* [Goal of the exercise] Wherever "ylabel" appears in a line, copy that line.

Records that describe figures:
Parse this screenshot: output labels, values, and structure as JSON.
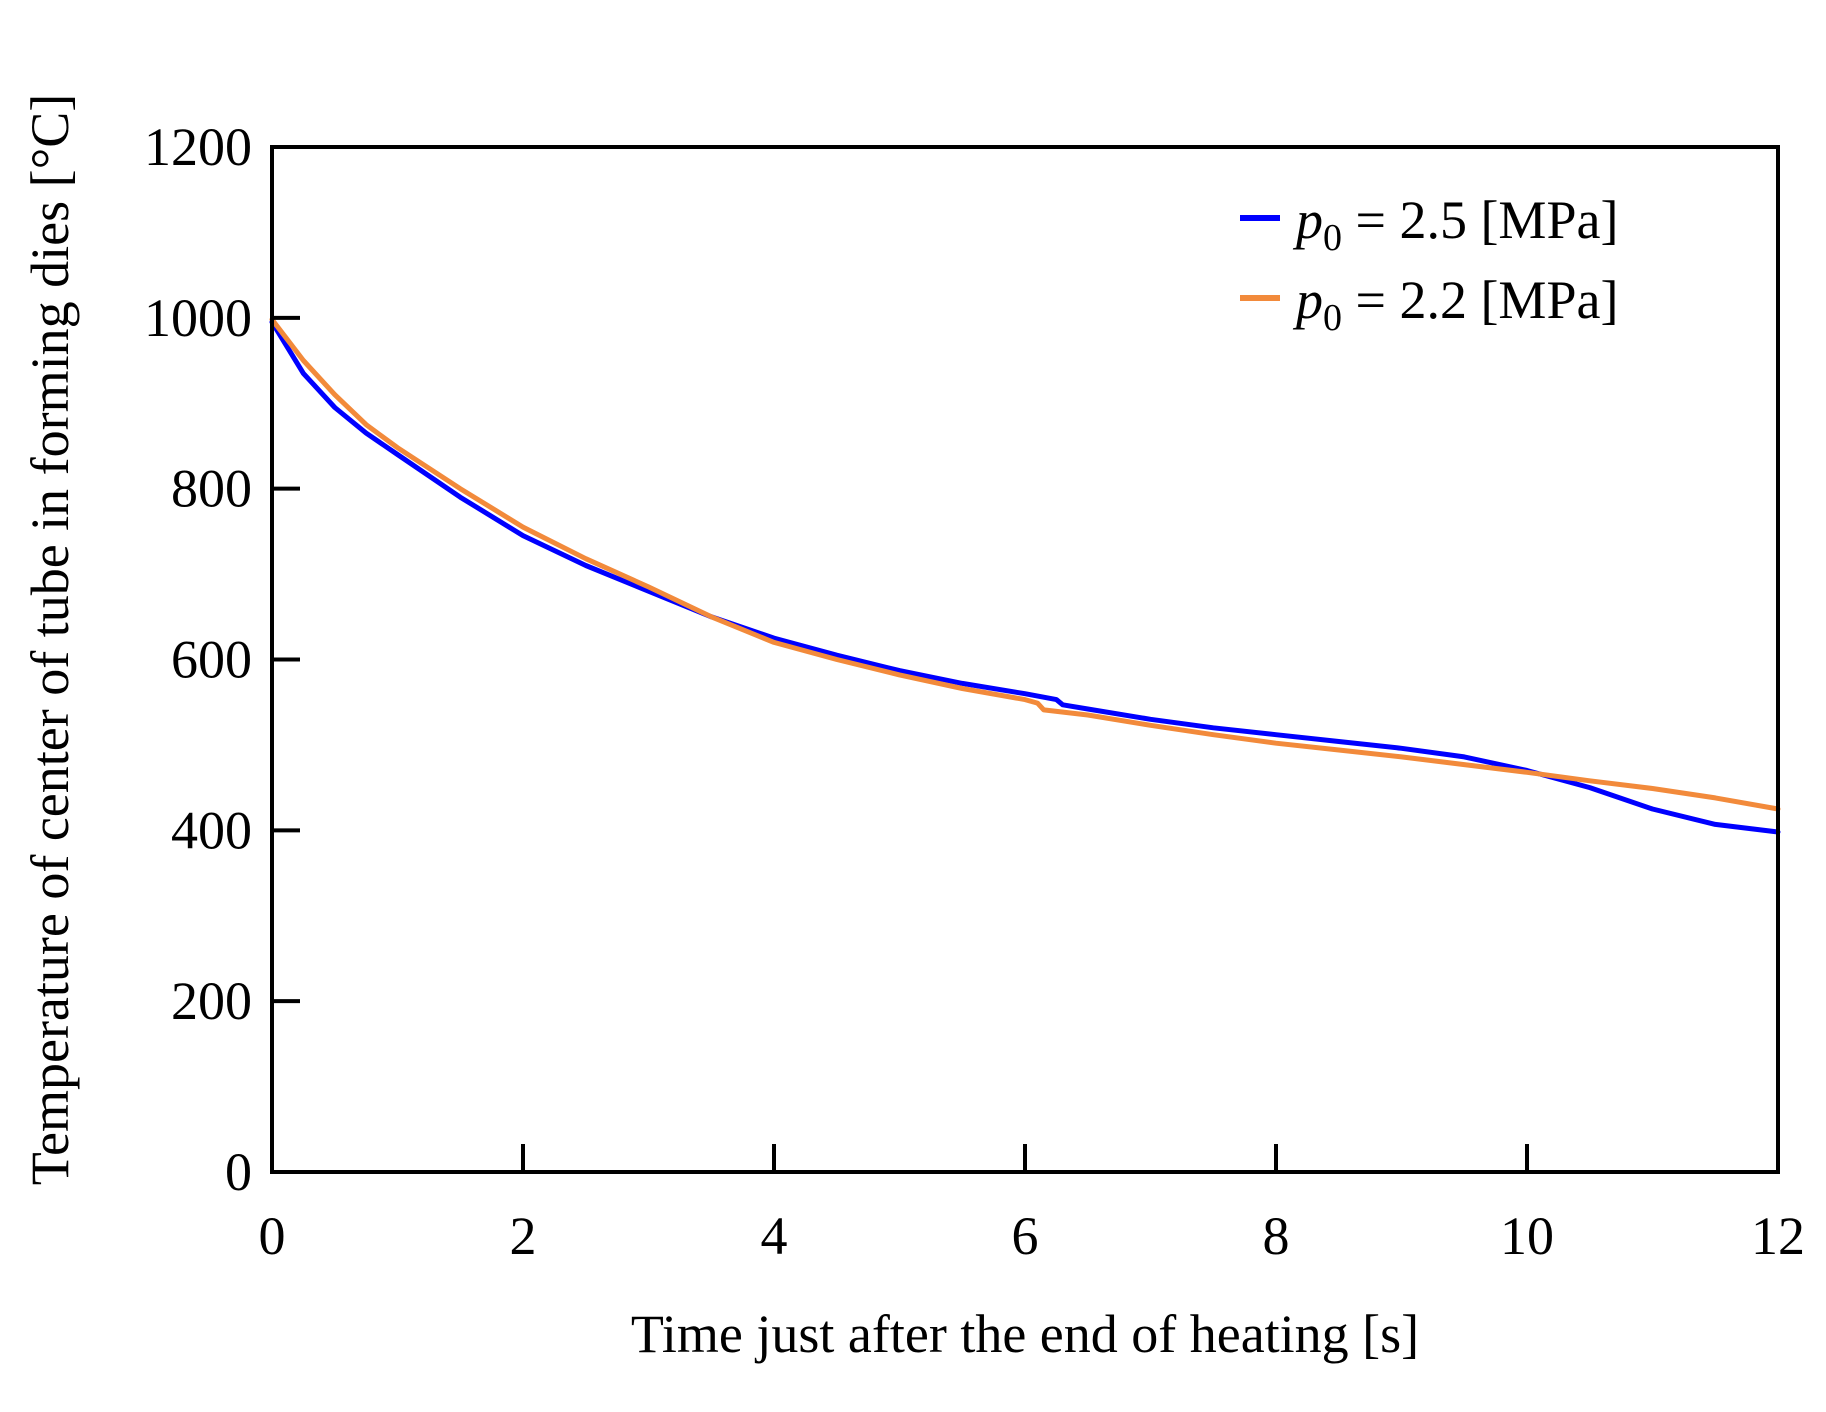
{
  "chart_data": {
    "type": "line",
    "title": "",
    "xlabel": "Time just after the end of heating [s]",
    "ylabel": "Temperature of center of tube in forming dies [°C]",
    "xlim": [
      0,
      12
    ],
    "ylim": [
      0,
      1200
    ],
    "xticks": [
      0,
      2,
      4,
      6,
      8,
      10,
      12
    ],
    "yticks": [
      0,
      200,
      400,
      600,
      800,
      1000,
      1200
    ],
    "xtick_labels": [
      "0",
      "2",
      "4",
      "6",
      "8",
      "10",
      "12"
    ],
    "ytick_labels": [
      "0",
      "200",
      "400",
      "600",
      "800",
      "1000",
      "1200"
    ],
    "grid": false,
    "legend_position": "top-right",
    "series": [
      {
        "name": "p0 = 2.5 [MPa]",
        "legend_var": "p",
        "legend_sub": "0",
        "legend_rest": " = 2.5 [MPa]",
        "color": "#0000ff",
        "x": [
          0,
          0.25,
          0.5,
          0.75,
          1.0,
          1.5,
          2.0,
          2.5,
          3.0,
          3.5,
          4.0,
          4.5,
          5.0,
          5.5,
          6.0,
          6.25,
          6.3,
          6.5,
          7.0,
          7.5,
          8.0,
          8.5,
          9.0,
          9.5,
          10.0,
          10.5,
          11.0,
          11.5,
          12.0
        ],
        "y": [
          995,
          935,
          895,
          865,
          840,
          790,
          745,
          710,
          680,
          650,
          625,
          605,
          587,
          572,
          560,
          553,
          547,
          542,
          530,
          520,
          512,
          504,
          496,
          486,
          470,
          450,
          425,
          407,
          398
        ]
      },
      {
        "name": "p0 = 2.2 [MPa]",
        "legend_var": "p",
        "legend_sub": "0",
        "legend_rest": " = 2.2 [MPa]",
        "color": "#f28a3b",
        "x": [
          0,
          0.25,
          0.5,
          0.75,
          1.0,
          1.5,
          2.0,
          2.5,
          3.0,
          3.5,
          4.0,
          4.5,
          5.0,
          5.5,
          6.0,
          6.1,
          6.15,
          6.5,
          7.0,
          7.5,
          8.0,
          8.5,
          9.0,
          9.5,
          10.0,
          10.5,
          11.0,
          11.5,
          12.0
        ],
        "y": [
          998,
          950,
          910,
          875,
          848,
          800,
          755,
          718,
          685,
          650,
          620,
          600,
          582,
          566,
          553,
          549,
          541,
          535,
          523,
          512,
          502,
          494,
          486,
          477,
          468,
          458,
          449,
          438,
          425
        ]
      }
    ]
  }
}
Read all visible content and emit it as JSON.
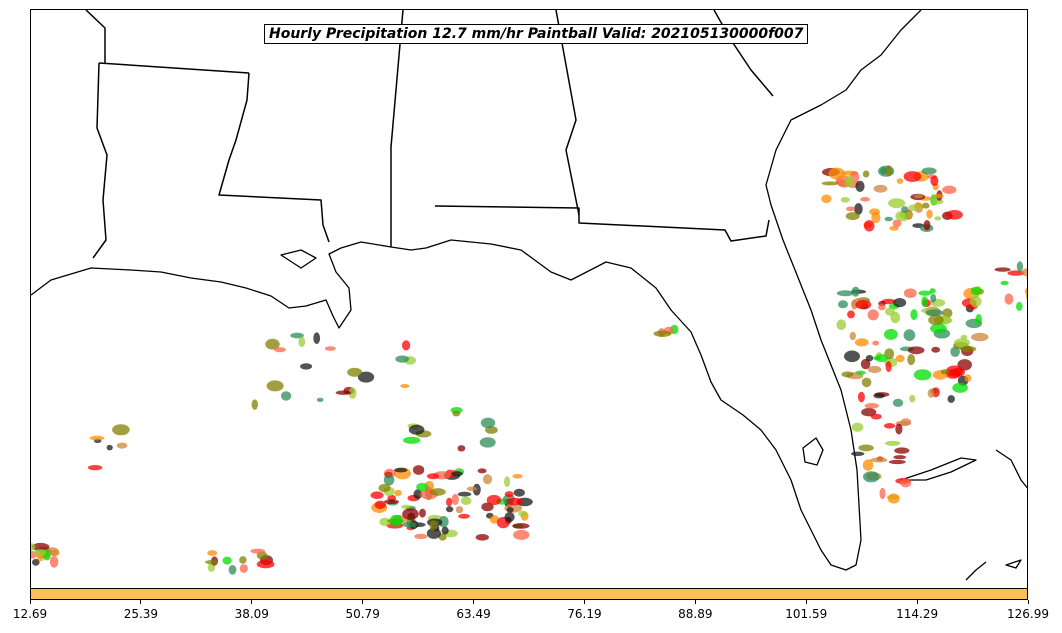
{
  "map": {
    "title": "Hourly Precipitation 12.7 mm/hr Paintball Valid: 202105130000f007",
    "region": "Gulf of Mexico and southeastern United States",
    "land_color": "#ffffff",
    "water_color": "#ffffff",
    "boundary_color": "#000000",
    "member_colors": [
      "#ff0000",
      "#ff8c00",
      "#00dd00",
      "#8b0000",
      "#1a1a1a",
      "#808000",
      "#ff6347",
      "#2e8b57",
      "#cd853f",
      "#9acd32"
    ]
  },
  "colorbar": {
    "fill_color": "#ffbe5c",
    "ticks": [
      "12.69",
      "25.39",
      "38.09",
      "50.79",
      "63.49",
      "76.19",
      "88.89",
      "101.59",
      "114.29",
      "126.99"
    ]
  }
}
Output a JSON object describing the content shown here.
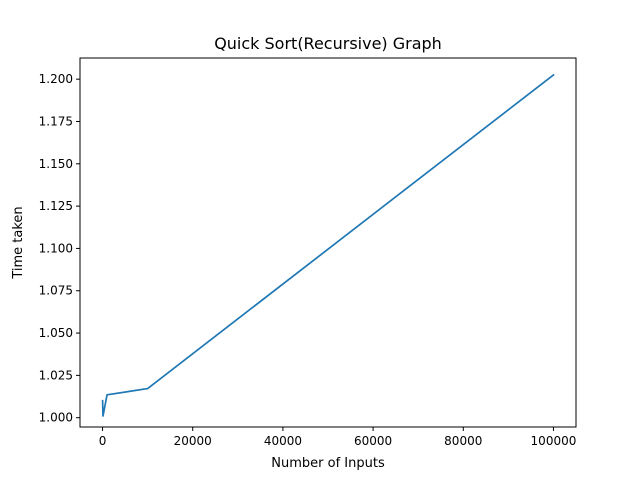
{
  "chart_data": {
    "type": "line",
    "title": "Quick Sort(Recursive) Graph",
    "xlabel": "Number of Inputs",
    "ylabel": "Time taken",
    "xlim": [
      -5000,
      105000
    ],
    "ylim": [
      0.9945,
      1.2125
    ],
    "xticks": [
      0,
      20000,
      40000,
      60000,
      80000,
      100000
    ],
    "xtick_labels": [
      "0",
      "20000",
      "40000",
      "60000",
      "80000",
      "100000"
    ],
    "yticks": [
      1.0,
      1.025,
      1.05,
      1.075,
      1.1,
      1.125,
      1.15,
      1.175,
      1.2
    ],
    "ytick_labels": [
      "1.000",
      "1.025",
      "1.050",
      "1.075",
      "1.100",
      "1.125",
      "1.150",
      "1.175",
      "1.200"
    ],
    "grid": false,
    "series": [
      {
        "color": "#1f77b4",
        "x": [
          10,
          100,
          1000,
          10000,
          100000
        ],
        "y": [
          1.01,
          1.001,
          1.0135,
          1.0172,
          1.2025
        ]
      }
    ]
  }
}
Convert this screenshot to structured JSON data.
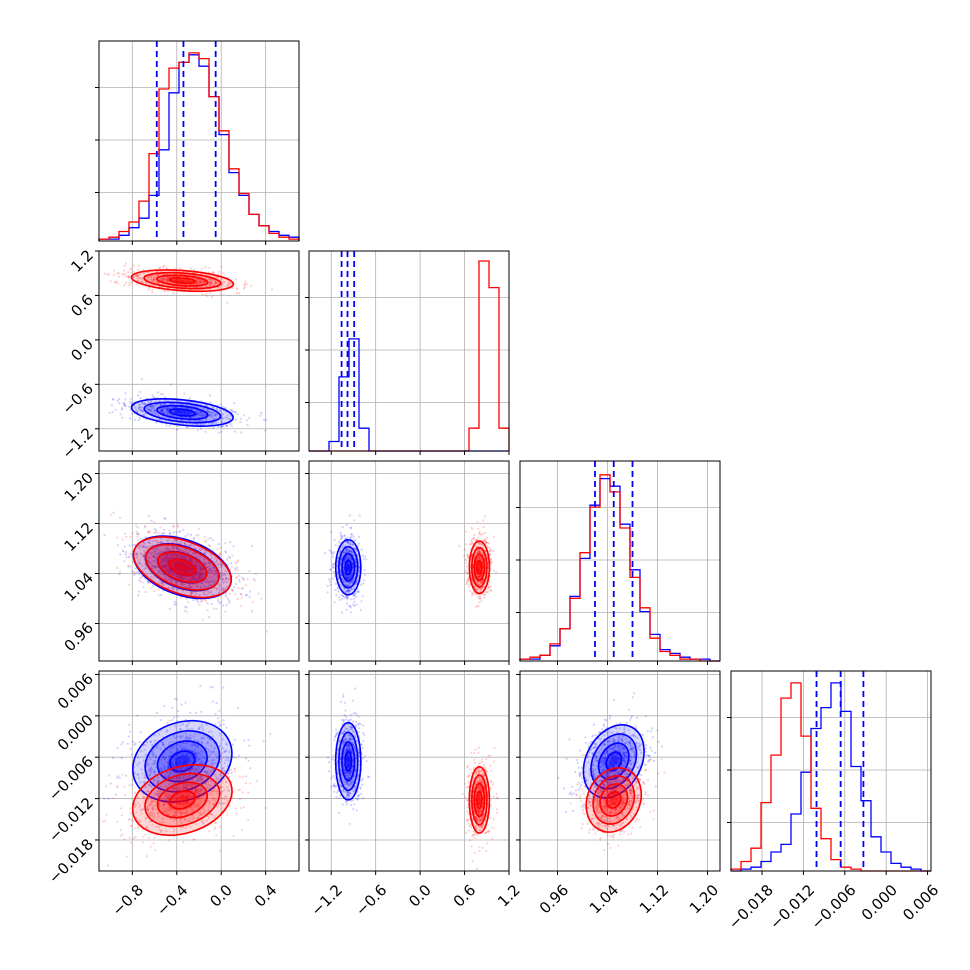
{
  "chart_data": {
    "type": "corner",
    "series": [
      {
        "name": "",
        "color": "#0000ff"
      },
      {
        "name": "",
        "color": "#ff0000"
      }
    ],
    "parameters": [
      {
        "index": 0,
        "range": [
          -1.1,
          0.7
        ],
        "ticks": [
          -0.8,
          -0.4,
          0.0,
          0.4
        ],
        "tick_labels": [
          "−0.8",
          "−0.4",
          "0.0",
          "0.4"
        ],
        "quantiles_blue": [
          -0.58,
          -0.34,
          -0.05
        ],
        "hist_blue": [
          0.01,
          0.01,
          0.03,
          0.07,
          0.12,
          0.24,
          0.48,
          0.78,
          0.94,
          0.98,
          0.92,
          0.76,
          0.56,
          0.36,
          0.24,
          0.14,
          0.08,
          0.05,
          0.03,
          0.02
        ],
        "hist_red": [
          0.01,
          0.02,
          0.05,
          0.1,
          0.21,
          0.46,
          0.8,
          0.91,
          0.94,
          0.99,
          0.96,
          0.76,
          0.58,
          0.38,
          0.25,
          0.14,
          0.08,
          0.04,
          0.02,
          0.01
        ]
      },
      {
        "index": 1,
        "range": [
          -1.5,
          1.2
        ],
        "ticks": [
          -1.2,
          -0.6,
          0.0,
          0.6,
          1.2
        ],
        "tick_labels": [
          "−1.2",
          "−0.6",
          "0.0",
          "0.6",
          "1.2"
        ],
        "quantiles_blue": [
          -1.06,
          -0.98,
          -0.89
        ],
        "hist_blue": [
          0,
          0,
          0.05,
          0.39,
          0.59,
          0.12,
          0,
          0,
          0,
          0,
          0,
          0,
          0,
          0,
          0,
          0,
          0,
          0,
          0,
          0
        ],
        "hist_red": [
          0,
          0,
          0,
          0,
          0,
          0,
          0,
          0,
          0,
          0,
          0,
          0,
          0,
          0,
          0,
          0,
          0.12,
          1.0,
          0.86,
          0.12
        ]
      },
      {
        "index": 2,
        "range": [
          0.9,
          1.22
        ],
        "ticks": [
          0.96,
          1.04,
          1.12,
          1.2
        ],
        "tick_labels": [
          "0.96",
          "1.04",
          "1.12",
          "1.20"
        ],
        "quantiles_blue": [
          1.02,
          1.05,
          1.08
        ],
        "hist_blue": [
          0.01,
          0.01,
          0.03,
          0.08,
          0.17,
          0.34,
          0.54,
          0.82,
          0.96,
          0.92,
          0.72,
          0.48,
          0.26,
          0.14,
          0.06,
          0.04,
          0.02,
          0.01,
          0.01,
          0.0
        ],
        "hist_red": [
          0.01,
          0.02,
          0.03,
          0.09,
          0.17,
          0.33,
          0.57,
          0.81,
          0.98,
          0.89,
          0.7,
          0.44,
          0.28,
          0.12,
          0.05,
          0.03,
          0.01,
          0.01,
          0.0,
          0.0
        ]
      },
      {
        "index": 3,
        "range": [
          -0.0225,
          0.0065
        ],
        "ticks": [
          -0.018,
          -0.012,
          -0.006,
          0.0,
          0.006
        ],
        "tick_labels": [
          "−0.018",
          "−0.012",
          "−0.006",
          "0.000",
          "0.006"
        ],
        "quantiles_blue": [
          -0.0101,
          -0.0066,
          -0.0033
        ],
        "hist_blue": [
          0.0,
          0.01,
          0.02,
          0.05,
          0.1,
          0.14,
          0.3,
          0.52,
          0.75,
          0.86,
          0.99,
          0.84,
          0.55,
          0.37,
          0.18,
          0.1,
          0.04,
          0.02,
          0.01,
          0.0
        ],
        "hist_red": [
          0.01,
          0.05,
          0.12,
          0.36,
          0.61,
          0.91,
          0.99,
          0.71,
          0.33,
          0.17,
          0.06,
          0.02,
          0.01,
          0.0,
          0.0,
          0.0,
          0.0,
          0.0,
          0.0,
          0.0
        ]
      }
    ],
    "pairs": [
      {
        "x": 0,
        "y": 1,
        "blue": {
          "center": [
            -0.35,
            -0.98
          ],
          "sd": [
            0.23,
            0.085
          ],
          "angle_deg": -6
        },
        "red": {
          "center": [
            -0.35,
            0.8
          ],
          "sd": [
            0.23,
            0.068
          ],
          "angle_deg": -4
        }
      },
      {
        "x": 0,
        "y": 2,
        "blue": {
          "center": [
            -0.35,
            1.05
          ],
          "sd": [
            0.23,
            0.022
          ],
          "angle_deg": -20
        },
        "red": {
          "center": [
            -0.35,
            1.05
          ],
          "sd": [
            0.23,
            0.021
          ],
          "angle_deg": -20
        }
      },
      {
        "x": 1,
        "y": 2,
        "blue": {
          "center": [
            -0.97,
            1.05
          ],
          "sd": [
            0.085,
            0.022
          ],
          "angle_deg": 0
        },
        "red": {
          "center": [
            0.8,
            1.05
          ],
          "sd": [
            0.068,
            0.021
          ],
          "angle_deg": 0
        }
      },
      {
        "x": 0,
        "y": 3,
        "blue": {
          "center": [
            -0.35,
            -0.0066
          ],
          "sd": [
            0.23,
            0.0028
          ],
          "angle_deg": 22
        },
        "red": {
          "center": [
            -0.35,
            -0.0122
          ],
          "sd": [
            0.23,
            0.0024
          ],
          "angle_deg": 18
        }
      },
      {
        "x": 1,
        "y": 3,
        "blue": {
          "center": [
            -0.97,
            -0.0066
          ],
          "sd": [
            0.085,
            0.0028
          ],
          "angle_deg": 0
        },
        "red": {
          "center": [
            0.8,
            -0.0122
          ],
          "sd": [
            0.068,
            0.0024
          ],
          "angle_deg": 0
        }
      },
      {
        "x": 2,
        "y": 3,
        "blue": {
          "center": [
            1.05,
            -0.0066
          ],
          "sd": [
            0.022,
            0.0028
          ],
          "angle_deg": -28
        },
        "red": {
          "center": [
            1.05,
            -0.0122
          ],
          "sd": [
            0.021,
            0.0024
          ],
          "angle_deg": -24
        }
      }
    ],
    "grid": true
  }
}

* [Final result]
    "ylabel": "Temperature of center of tube in forming dies [°C]",
    "ylabel": "Time taken",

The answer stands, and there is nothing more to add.